What is needed: Find all lines in the records that include the word "任务说明", and copy them out.
· · · ·
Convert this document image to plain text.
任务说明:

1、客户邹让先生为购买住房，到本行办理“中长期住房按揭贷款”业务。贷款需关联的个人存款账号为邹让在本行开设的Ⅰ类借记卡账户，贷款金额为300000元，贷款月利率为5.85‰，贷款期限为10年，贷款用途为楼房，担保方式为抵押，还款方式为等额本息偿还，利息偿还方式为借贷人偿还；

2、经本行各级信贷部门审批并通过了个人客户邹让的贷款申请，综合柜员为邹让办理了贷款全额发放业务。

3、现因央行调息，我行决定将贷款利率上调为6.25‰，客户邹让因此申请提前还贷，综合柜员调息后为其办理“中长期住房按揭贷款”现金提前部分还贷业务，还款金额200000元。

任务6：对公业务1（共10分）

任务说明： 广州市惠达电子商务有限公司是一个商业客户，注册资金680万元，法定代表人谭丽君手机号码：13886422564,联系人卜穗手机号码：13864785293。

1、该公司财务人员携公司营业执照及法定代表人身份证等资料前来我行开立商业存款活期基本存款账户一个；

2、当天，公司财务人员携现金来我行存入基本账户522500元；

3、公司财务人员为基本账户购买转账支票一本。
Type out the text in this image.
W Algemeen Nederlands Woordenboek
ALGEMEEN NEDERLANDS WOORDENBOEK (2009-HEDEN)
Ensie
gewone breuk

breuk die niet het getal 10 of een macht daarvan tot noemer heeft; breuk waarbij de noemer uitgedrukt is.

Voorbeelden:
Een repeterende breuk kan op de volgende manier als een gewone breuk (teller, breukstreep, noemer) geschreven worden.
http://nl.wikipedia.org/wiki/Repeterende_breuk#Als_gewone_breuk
· · · ·
The answer:
任务说明:
任务说明： 广州市惠达电子商务有限公司是一个商业客户，注册资金680万元，法定代表人谭丽君手机号码：13886422564,联系人卜穗手机号码：13864785293。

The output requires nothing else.